Reproduce every entry in the listing without alteration.

====== Supplied information

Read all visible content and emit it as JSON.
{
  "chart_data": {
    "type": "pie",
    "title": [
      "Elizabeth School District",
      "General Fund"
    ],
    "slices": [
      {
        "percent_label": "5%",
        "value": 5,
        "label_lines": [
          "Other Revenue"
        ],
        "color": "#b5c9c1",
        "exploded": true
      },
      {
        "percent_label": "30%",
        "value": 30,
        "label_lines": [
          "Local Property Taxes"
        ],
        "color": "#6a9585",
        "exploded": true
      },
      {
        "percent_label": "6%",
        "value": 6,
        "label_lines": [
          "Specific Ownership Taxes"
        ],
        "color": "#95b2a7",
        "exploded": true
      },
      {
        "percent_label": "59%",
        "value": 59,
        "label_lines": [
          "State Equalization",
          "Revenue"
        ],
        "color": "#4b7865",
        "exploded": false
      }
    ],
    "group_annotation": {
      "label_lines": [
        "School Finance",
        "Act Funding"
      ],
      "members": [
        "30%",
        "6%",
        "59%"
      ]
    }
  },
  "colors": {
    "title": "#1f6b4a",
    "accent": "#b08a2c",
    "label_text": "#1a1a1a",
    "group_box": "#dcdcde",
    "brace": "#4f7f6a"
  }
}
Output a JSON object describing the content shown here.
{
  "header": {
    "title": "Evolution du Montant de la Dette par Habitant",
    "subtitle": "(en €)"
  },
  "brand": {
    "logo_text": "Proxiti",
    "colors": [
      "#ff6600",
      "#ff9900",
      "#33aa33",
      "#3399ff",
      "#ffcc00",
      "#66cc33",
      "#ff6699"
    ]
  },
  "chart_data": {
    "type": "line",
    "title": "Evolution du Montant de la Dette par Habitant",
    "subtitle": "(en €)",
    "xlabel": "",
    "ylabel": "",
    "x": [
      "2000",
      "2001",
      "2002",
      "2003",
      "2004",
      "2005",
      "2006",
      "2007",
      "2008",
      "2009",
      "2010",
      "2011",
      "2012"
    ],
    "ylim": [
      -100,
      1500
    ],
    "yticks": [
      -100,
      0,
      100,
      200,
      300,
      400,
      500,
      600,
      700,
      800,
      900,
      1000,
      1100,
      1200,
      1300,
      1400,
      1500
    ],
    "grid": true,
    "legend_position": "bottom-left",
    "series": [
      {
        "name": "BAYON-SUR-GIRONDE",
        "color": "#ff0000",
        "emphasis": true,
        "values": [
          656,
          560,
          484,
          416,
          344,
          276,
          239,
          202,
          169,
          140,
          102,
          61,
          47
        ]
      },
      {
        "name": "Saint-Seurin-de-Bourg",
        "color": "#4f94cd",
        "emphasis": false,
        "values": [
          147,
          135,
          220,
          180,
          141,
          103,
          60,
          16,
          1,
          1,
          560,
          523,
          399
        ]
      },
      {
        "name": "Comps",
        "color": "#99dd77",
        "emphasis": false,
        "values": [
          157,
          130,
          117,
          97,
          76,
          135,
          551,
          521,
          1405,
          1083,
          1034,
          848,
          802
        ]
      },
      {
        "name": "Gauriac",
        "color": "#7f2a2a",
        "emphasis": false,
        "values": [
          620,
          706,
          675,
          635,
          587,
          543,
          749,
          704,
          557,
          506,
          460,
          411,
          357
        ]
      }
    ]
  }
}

============

Exercise result
Read all visible content and emit it as JSON.
{
  "chart_data": {
    "type": "pie",
    "title": [
      "Elizabeth School District",
      "General Fund"
    ],
    "slices": [
      {
        "percent_label": "5%",
        "value": 5,
        "label_lines": [
          "Other Revenue"
        ],
        "color": "#b5c9c1",
        "exploded": true
      },
      {
        "percent_label": "30%",
        "value": 30,
        "label_lines": [
          "Local Property Taxes"
        ],
        "color": "#6a9585",
        "exploded": true
      },
      {
        "percent_label": "6%",
        "value": 6,
        "label_lines": [
          "Specific Ownership Taxes"
        ],
        "color": "#95b2a7",
        "exploded": true
      },
      {
        "percent_label": "59%",
        "value": 59,
        "label_lines": [
          "State Equalization",
          "Revenue"
        ],
        "color": "#4b7865",
        "exploded": false
      }
    ],
    "group_annotation": {
      "label_lines": [
        "School Finance",
        "Act Funding"
      ],
      "members": [
        "30%",
        "6%",
        "59%"
      ]
    }
  },
  "colors": {
    "title": "#1f6b4a",
    "accent": "#b08a2c",
    "label_text": "#1a1a1a",
    "group_box": "#dcdcde",
    "brace": "#4f7f6a"
  }
}
Output a JSON object describing the content shown here.
{
  "header": {
    "title": "Evolution du Montant de la Dette par Habitant",
    "subtitle": "(en €)"
  },
  "brand": {
    "logo_text": "Proxiti",
    "colors": [
      "#ff6600",
      "#ff9900",
      "#33aa33",
      "#3399ff",
      "#ffcc00",
      "#66cc33",
      "#ff6699"
    ]
  },
  "chart_data": {
    "type": "line",
    "title": "Evolution du Montant de la Dette par Habitant",
    "subtitle": "(en €)",
    "xlabel": "",
    "ylabel": "",
    "x": [
      "2000",
      "2001",
      "2002",
      "2003",
      "2004",
      "2005",
      "2006",
      "2007",
      "2008",
      "2009",
      "2010",
      "2011",
      "2012"
    ],
    "ylim": [
      -100,
      1500
    ],
    "yticks": [
      -100,
      0,
      100,
      200,
      300,
      400,
      500,
      600,
      700,
      800,
      900,
      1000,
      1100,
      1200,
      1300,
      1400,
      1500
    ],
    "grid": true,
    "legend_position": "bottom-left",
    "series": [
      {
        "name": "BAYON-SUR-GIRONDE",
        "color": "#ff0000",
        "emphasis": true,
        "values": [
          656,
          560,
          484,
          416,
          344,
          276,
          239,
          202,
          169,
          140,
          102,
          61,
          47
        ]
      },
      {
        "name": "Saint-Seurin-de-Bourg",
        "color": "#4f94cd",
        "emphasis": false,
        "values": [
          147,
          135,
          220,
          180,
          141,
          103,
          60,
          16,
          1,
          1,
          560,
          523,
          399
        ]
      },
      {
        "name": "Comps",
        "color": "#99dd77",
        "emphasis": false,
        "values": [
          157,
          130,
          117,
          97,
          76,
          135,
          551,
          521,
          1405,
          1083,
          1034,
          848,
          802
        ]
      },
      {
        "name": "Gauriac",
        "color": "#7f2a2a",
        "emphasis": false,
        "values": [
          620,
          706,
          675,
          635,
          587,
          543,
          749,
          704,
          557,
          506,
          460,
          411,
          357
        ]
      }
    ]
  }
}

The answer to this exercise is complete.